* _Exercise requirements_
Each record below should be output verbatim, without pictures.

* _Listed records_
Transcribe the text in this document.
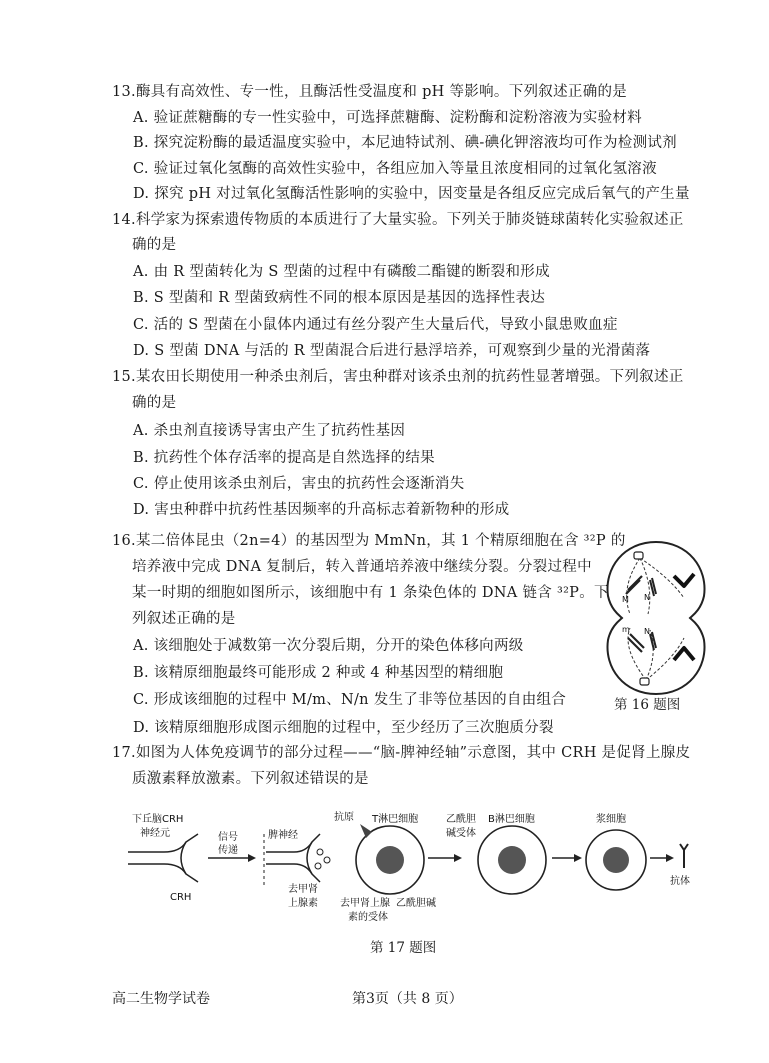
13.酶具有高效性、专一性，且酶活性受温度和 pH 等影响。下列叙述正确的是
A. 验证蔗糖酶的专一性实验中，可选择蔗糖酶、淀粉酶和淀粉溶液为实验材料
B. 探究淀粉酶的最适温度实验中，本尼迪特试剂、碘-碘化钾溶液均可作为检测试剂
C. 验证过氧化氢酶的高效性实验中，各组应加入等量且浓度相同的过氧化氢溶液
D. 探究 pH 对过氧化氢酶活性影响的实验中，因变量是各组反应完成后氧气的产生量
14.科学家为探索遗传物质的本质进行了大量实验。下列关于肺炎链球菌转化实验叙述正
确的是
A. 由 R 型菌转化为 S 型菌的过程中有磷酸二酯键的断裂和形成
B. S 型菌和 R 型菌致病性不同的根本原因是基因的选择性表达
C. 活的 S 型菌在小鼠体内通过有丝分裂产生大量后代，导致小鼠患败血症
D. S 型菌 DNA 与活的 R 型菌混合后进行悬浮培养，可观察到少量的光滑菌落
15.某农田长期使用一种杀虫剂后，害虫种群对该杀虫剂的抗药性显著增强。下列叙述正
确的是
A. 杀虫剂直接诱导害虫产生了抗药性基因
B. 抗药性个体存活率的提高是自然选择的结果
C. 停止使用该杀虫剂后，害虫的抗药性会逐渐消失
D. 害虫种群中抗药性基因频率的升高标志着新物种的形成
16.某二倍体昆虫（2n=4）的基因型为 MmNn，其 1 个精原细胞在含 ³²P 的
培养液中完成 DNA 复制后，转入普通培养液中继续分裂。分裂过程中
某一时期的细胞如图所示，该细胞中有 1 条染色体的 DNA 链含 ³²P。下
列叙述正确的是
A. 该细胞处于减数第一次分裂后期，分开的染色体移向两级
B. 该精原细胞最终可能形成 2 种或 4 种基因型的精细胞
C. 形成该细胞的过程中 M/m、N/n 发生了非等位基因的自由组合
D. 该精原细胞形成图示细胞的过程中，至少经历了三次胞质分裂
M N
m N
第 16 题图
17.如图为人体免疫调节的部分过程——“脑-脾神经轴”示意图，其中 CRH 是促肾上腺皮
质激素释放激素。下列叙述错误的是
下丘脑CRH
神经元
CRH
信号
传递
脾神经
去甲肾
上腺素
抗原 T淋巴细胞
去甲肾上腺
素的受体
乙酰胆碱
乙酰胆
碱受体
B淋巴细胞	浆细胞
抗体
第 17 题图
高二生物学试卷	第3页（共 8 页）
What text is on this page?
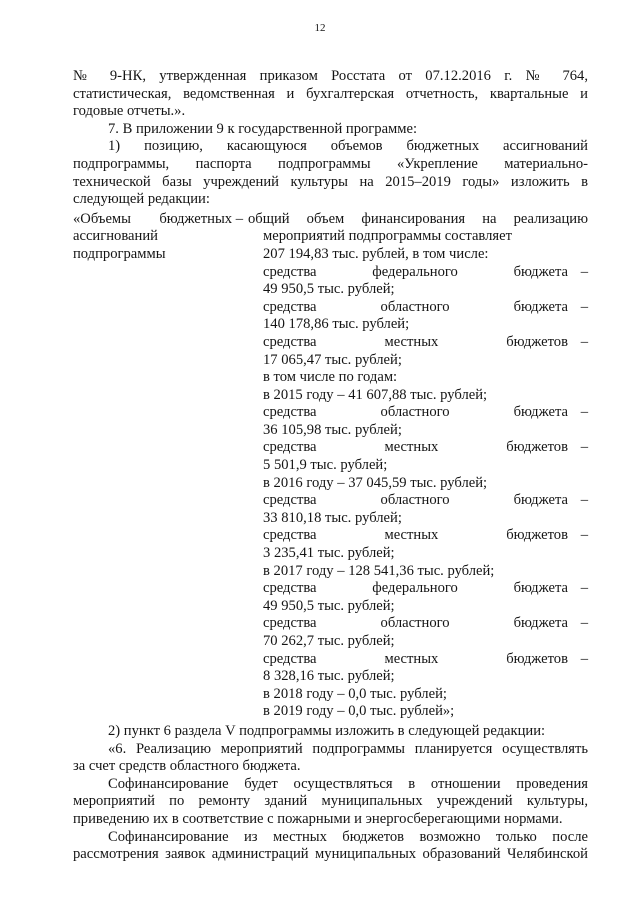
12

№ 9-НК, утвержденная приказом Росстата от 07.12.2016 г. № 764,

статистическая, ведомственная и бухгалтерская отчетность, квартальные и

годовые отчеты.».

7. В приложении 9 к государственной программе:

1) позицию, касающуюся объемов бюджетных ассигнований

подпрограммы, паспорта подпрограммы «Укрепление материально-

технической базы учреждений культуры на 2015–2019 годы» изложить в

следующей редакции:

«Объемы бюджетных – общий объем финансирования на реализацию

ассигнований

подпрограммы

мероприятий подпрограммы составляет
207 194,83 тыс. рублей, в том числе:
средства федерального бюджета –
49 950,5 тыс. рублей;
средства областного бюджета –
140 178,86 тыс. рублей;
средства местных бюджетов –
17 065,47 тыс. рублей;
в том числе по годам:
в 2015 году – 41 607,88 тыс. рублей;
средства областного бюджета –
36 105,98 тыс. рублей;
средства местных бюджетов –
5 501,9 тыс. рублей;
в 2016 году – 37 045,59 тыс. рублей;
средства областного бюджета –
33 810,18 тыс. рублей;
средства местных бюджетов –
3 235,41 тыс. рублей;
в 2017 году – 128 541,36 тыс. рублей;
средства федерального бюджета –
49 950,5 тыс. рублей;
средства областного бюджета –
70 262,7 тыс. рублей;
средства местных бюджетов –
8 328,16 тыс. рублей;
в 2018 году – 0,0 тыс. рублей;
в 2019 году – 0,0 тыс. рублей»;

2) пункт 6 раздела V подпрограммы изложить в следующей редакции:

«6. Реализацию мероприятий подпрограммы планируется осуществлять

за счет средств областного бюджета.

Софинансирование будет осуществляться в отношении проведения

мероприятий по ремонту зданий муниципальных учреждений культуры,

приведению их в соответствие с пожарными и энергосберегающими нормами.

Софинансирование из местных бюджетов возможно только после

рассмотрения заявок администраций муниципальных образований Челябинской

* _Exercise output_
Transcribe the text in this document.
13.酶具有高效性、专一性，且酶活性受温度和 pH 等影响。下列叙述正确的是
A. 验证蔗糖酶的专一性实验中，可选择蔗糖酶、淀粉酶和淀粉溶液为实验材料
B. 探究淀粉酶的最适温度实验中，本尼迪特试剂、碘-碘化钾溶液均可作为检测试剂
C. 验证过氧化氢酶的高效性实验中，各组应加入等量且浓度相同的过氧化氢溶液
D. 探究 pH 对过氧化氢酶活性影响的实验中，因变量是各组反应完成后氧气的产生量
14.科学家为探索遗传物质的本质进行了大量实验。下列关于肺炎链球菌转化实验叙述正
确的是
A. 由 R 型菌转化为 S 型菌的过程中有磷酸二酯键的断裂和形成
B. S 型菌和 R 型菌致病性不同的根本原因是基因的选择性表达
C. 活的 S 型菌在小鼠体内通过有丝分裂产生大量后代，导致小鼠患败血症
D. S 型菌 DNA 与活的 R 型菌混合后进行悬浮培养，可观察到少量的光滑菌落
15.某农田长期使用一种杀虫剂后，害虫种群对该杀虫剂的抗药性显著增强。下列叙述正
确的是
A. 杀虫剂直接诱导害虫产生了抗药性基因
B. 抗药性个体存活率的提高是自然选择的结果
C. 停止使用该杀虫剂后，害虫的抗药性会逐渐消失
D. 害虫种群中抗药性基因频率的升高标志着新物种的形成
16.某二倍体昆虫（2n=4）的基因型为 MmNn，其 1 个精原细胞在含 ³²P 的
培养液中完成 DNA 复制后，转入普通培养液中继续分裂。分裂过程中
某一时期的细胞如图所示，该细胞中有 1 条染色体的 DNA 链含 ³²P。下
列叙述正确的是
A. 该细胞处于减数第一次分裂后期，分开的染色体移向两级
B. 该精原细胞最终可能形成 2 种或 4 种基因型的精细胞
C. 形成该细胞的过程中 M/m、N/n 发生了非等位基因的自由组合
D. 该精原细胞形成图示细胞的过程中，至少经历了三次胞质分裂
M N
m N
第 16 题图
17.如图为人体免疫调节的部分过程——“脑-脾神经轴”示意图，其中 CRH 是促肾上腺皮
质激素释放激素。下列叙述错误的是
下丘脑CRH
神经元
CRH
信号
传递
脾神经
去甲肾
上腺素
抗原 T淋巴细胞
去甲肾上腺
素的受体
乙酰胆碱
乙酰胆
碱受体
B淋巴细胞	浆细胞
抗体
第 17 题图
高二生物学试卷	第3页（共 8 页）
What text is on this page?
12

№ 9-НК, утвержденная приказом Росстата от 07.12.2016 г. № 764,

статистическая, ведомственная и бухгалтерская отчетность, квартальные и

годовые отчеты.».

7. В приложении 9 к государственной программе:

1) позицию, касающуюся объемов бюджетных ассигнований

подпрограммы, паспорта подпрограммы «Укрепление материально-

технической базы учреждений культуры на 2015–2019 годы» изложить в

следующей редакции:

«Объемы бюджетных – общий объем финансирования на реализацию

ассигнований

подпрограммы

мероприятий подпрограммы составляет
207 194,83 тыс. рублей, в том числе:
средства федерального бюджета –
49 950,5 тыс. рублей;
средства областного бюджета –
140 178,86 тыс. рублей;
средства местных бюджетов –
17 065,47 тыс. рублей;
в том числе по годам:
в 2015 году – 41 607,88 тыс. рублей;
средства областного бюджета –
36 105,98 тыс. рублей;
средства местных бюджетов –
5 501,9 тыс. рублей;
в 2016 году – 37 045,59 тыс. рублей;
средства областного бюджета –
33 810,18 тыс. рублей;
средства местных бюджетов –
3 235,41 тыс. рублей;
в 2017 году – 128 541,36 тыс. рублей;
средства федерального бюджета –
49 950,5 тыс. рублей;
средства областного бюджета –
70 262,7 тыс. рублей;
средства местных бюджетов –
8 328,16 тыс. рублей;
в 2018 году – 0,0 тыс. рублей;
в 2019 году – 0,0 тыс. рублей»;

2) пункт 6 раздела V подпрограммы изложить в следующей редакции:

«6. Реализацию мероприятий подпрограммы планируется осуществлять

за счет средств областного бюджета.

Софинансирование будет осуществляться в отношении проведения

мероприятий по ремонту зданий муниципальных учреждений культуры,

приведению их в соответствие с пожарными и энергосберегающими нормами.

Софинансирование из местных бюджетов возможно только после

рассмотрения заявок администраций муниципальных образований Челябинской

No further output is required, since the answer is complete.